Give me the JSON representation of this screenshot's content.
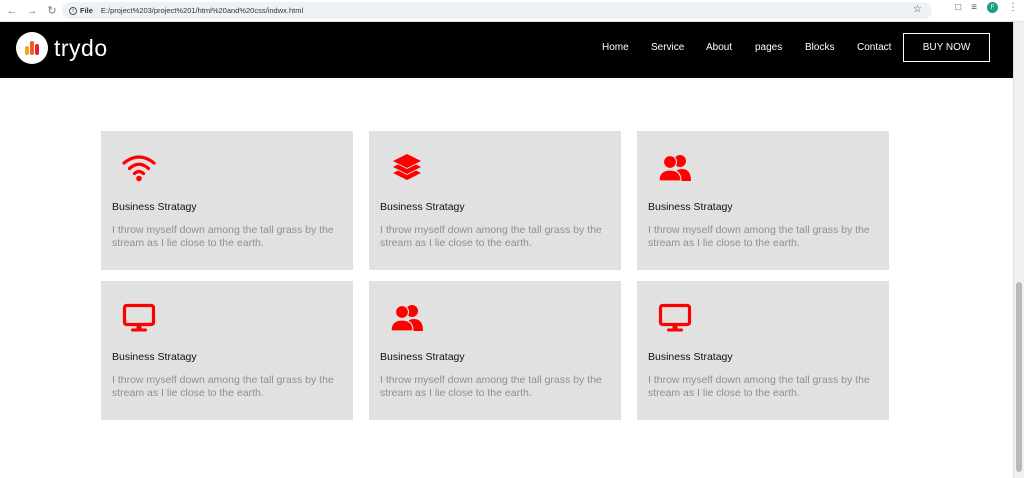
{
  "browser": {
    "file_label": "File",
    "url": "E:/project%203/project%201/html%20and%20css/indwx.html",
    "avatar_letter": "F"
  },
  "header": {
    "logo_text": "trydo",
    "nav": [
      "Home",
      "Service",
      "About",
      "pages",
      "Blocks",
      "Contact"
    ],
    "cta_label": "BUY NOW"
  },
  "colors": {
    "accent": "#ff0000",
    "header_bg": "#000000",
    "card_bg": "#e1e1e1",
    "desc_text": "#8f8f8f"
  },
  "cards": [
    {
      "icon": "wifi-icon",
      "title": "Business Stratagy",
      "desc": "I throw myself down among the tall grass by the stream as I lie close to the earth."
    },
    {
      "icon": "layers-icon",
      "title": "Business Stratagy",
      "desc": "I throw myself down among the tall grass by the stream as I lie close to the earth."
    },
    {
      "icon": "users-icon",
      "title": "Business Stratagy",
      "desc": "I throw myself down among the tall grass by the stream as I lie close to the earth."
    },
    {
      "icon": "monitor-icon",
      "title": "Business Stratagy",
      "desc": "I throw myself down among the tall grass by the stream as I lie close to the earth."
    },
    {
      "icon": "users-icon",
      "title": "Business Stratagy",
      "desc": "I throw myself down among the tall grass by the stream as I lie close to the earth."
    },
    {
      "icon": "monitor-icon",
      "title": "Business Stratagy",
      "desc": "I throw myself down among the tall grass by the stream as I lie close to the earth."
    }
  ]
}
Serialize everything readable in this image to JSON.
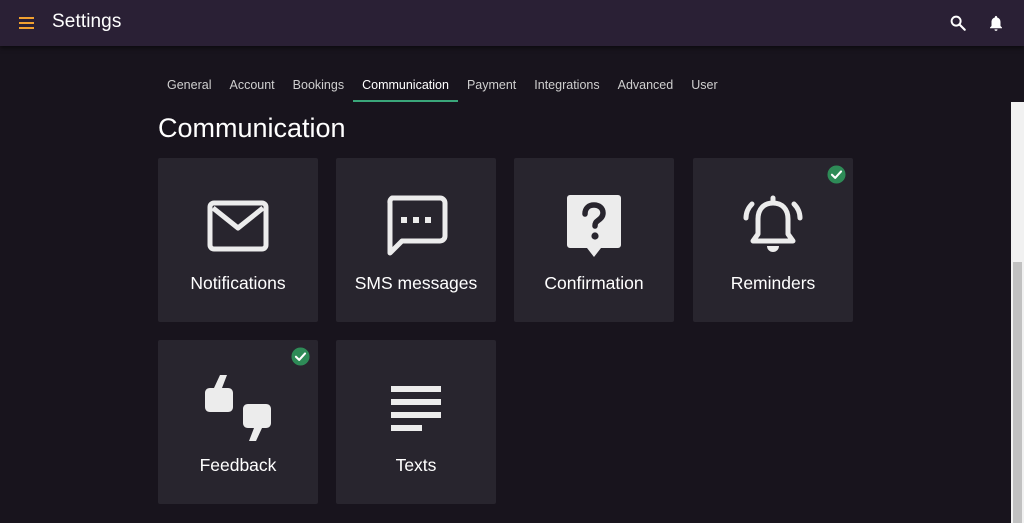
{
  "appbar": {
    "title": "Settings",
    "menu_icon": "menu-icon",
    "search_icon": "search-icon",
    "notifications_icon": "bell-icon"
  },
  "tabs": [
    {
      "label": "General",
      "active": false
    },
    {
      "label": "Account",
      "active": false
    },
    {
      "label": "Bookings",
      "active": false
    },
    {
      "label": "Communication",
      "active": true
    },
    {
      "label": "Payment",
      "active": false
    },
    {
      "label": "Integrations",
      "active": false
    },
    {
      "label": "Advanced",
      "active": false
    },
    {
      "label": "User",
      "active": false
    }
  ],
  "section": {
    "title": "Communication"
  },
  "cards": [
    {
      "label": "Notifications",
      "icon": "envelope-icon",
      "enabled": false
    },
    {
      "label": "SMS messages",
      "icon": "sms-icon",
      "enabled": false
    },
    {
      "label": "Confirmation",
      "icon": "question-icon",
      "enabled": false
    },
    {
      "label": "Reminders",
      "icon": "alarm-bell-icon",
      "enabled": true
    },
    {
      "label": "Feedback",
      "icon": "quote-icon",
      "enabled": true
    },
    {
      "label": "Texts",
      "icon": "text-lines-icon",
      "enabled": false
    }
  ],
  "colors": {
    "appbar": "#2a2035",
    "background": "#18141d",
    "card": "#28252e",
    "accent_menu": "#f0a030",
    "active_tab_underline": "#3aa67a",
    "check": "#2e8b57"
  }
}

________________________

- [Given request] Repeat the records above exactly, leaving out any pictures they contain.

- [Answer to this exercise]
Give me the JSON representation of this screenshot's content.
{
  "browser": {
    "file_label": "File",
    "url": "E:/project%203/project%201/html%20and%20css/indwx.html",
    "avatar_letter": "F"
  },
  "header": {
    "logo_text": "trydo",
    "nav": [
      "Home",
      "Service",
      "About",
      "pages",
      "Blocks",
      "Contact"
    ],
    "cta_label": "BUY NOW"
  },
  "colors": {
    "accent": "#ff0000",
    "header_bg": "#000000",
    "card_bg": "#e1e1e1",
    "desc_text": "#8f8f8f"
  },
  "cards": [
    {
      "icon": "wifi-icon",
      "title": "Business Stratagy",
      "desc": "I throw myself down among the tall grass by the stream as I lie close to the earth."
    },
    {
      "icon": "layers-icon",
      "title": "Business Stratagy",
      "desc": "I throw myself down among the tall grass by the stream as I lie close to the earth."
    },
    {
      "icon": "users-icon",
      "title": "Business Stratagy",
      "desc": "I throw myself down among the tall grass by the stream as I lie close to the earth."
    },
    {
      "icon": "monitor-icon",
      "title": "Business Stratagy",
      "desc": "I throw myself down among the tall grass by the stream as I lie close to the earth."
    },
    {
      "icon": "users-icon",
      "title": "Business Stratagy",
      "desc": "I throw myself down among the tall grass by the stream as I lie close to the earth."
    },
    {
      "icon": "monitor-icon",
      "title": "Business Stratagy",
      "desc": "I throw myself down among the tall grass by the stream as I lie close to the earth."
    }
  ]
}
Serialize everything readable in this image to JSON.
{
  "appbar": {
    "title": "Settings",
    "menu_icon": "menu-icon",
    "search_icon": "search-icon",
    "notifications_icon": "bell-icon"
  },
  "tabs": [
    {
      "label": "General",
      "active": false
    },
    {
      "label": "Account",
      "active": false
    },
    {
      "label": "Bookings",
      "active": false
    },
    {
      "label": "Communication",
      "active": true
    },
    {
      "label": "Payment",
      "active": false
    },
    {
      "label": "Integrations",
      "active": false
    },
    {
      "label": "Advanced",
      "active": false
    },
    {
      "label": "User",
      "active": false
    }
  ],
  "section": {
    "title": "Communication"
  },
  "cards": [
    {
      "label": "Notifications",
      "icon": "envelope-icon",
      "enabled": false
    },
    {
      "label": "SMS messages",
      "icon": "sms-icon",
      "enabled": false
    },
    {
      "label": "Confirmation",
      "icon": "question-icon",
      "enabled": false
    },
    {
      "label": "Reminders",
      "icon": "alarm-bell-icon",
      "enabled": true
    },
    {
      "label": "Feedback",
      "icon": "quote-icon",
      "enabled": true
    },
    {
      "label": "Texts",
      "icon": "text-lines-icon",
      "enabled": false
    }
  ],
  "colors": {
    "appbar": "#2a2035",
    "background": "#18141d",
    "card": "#28252e",
    "accent_menu": "#f0a030",
    "active_tab_underline": "#3aa67a",
    "check": "#2e8b57"
  }
}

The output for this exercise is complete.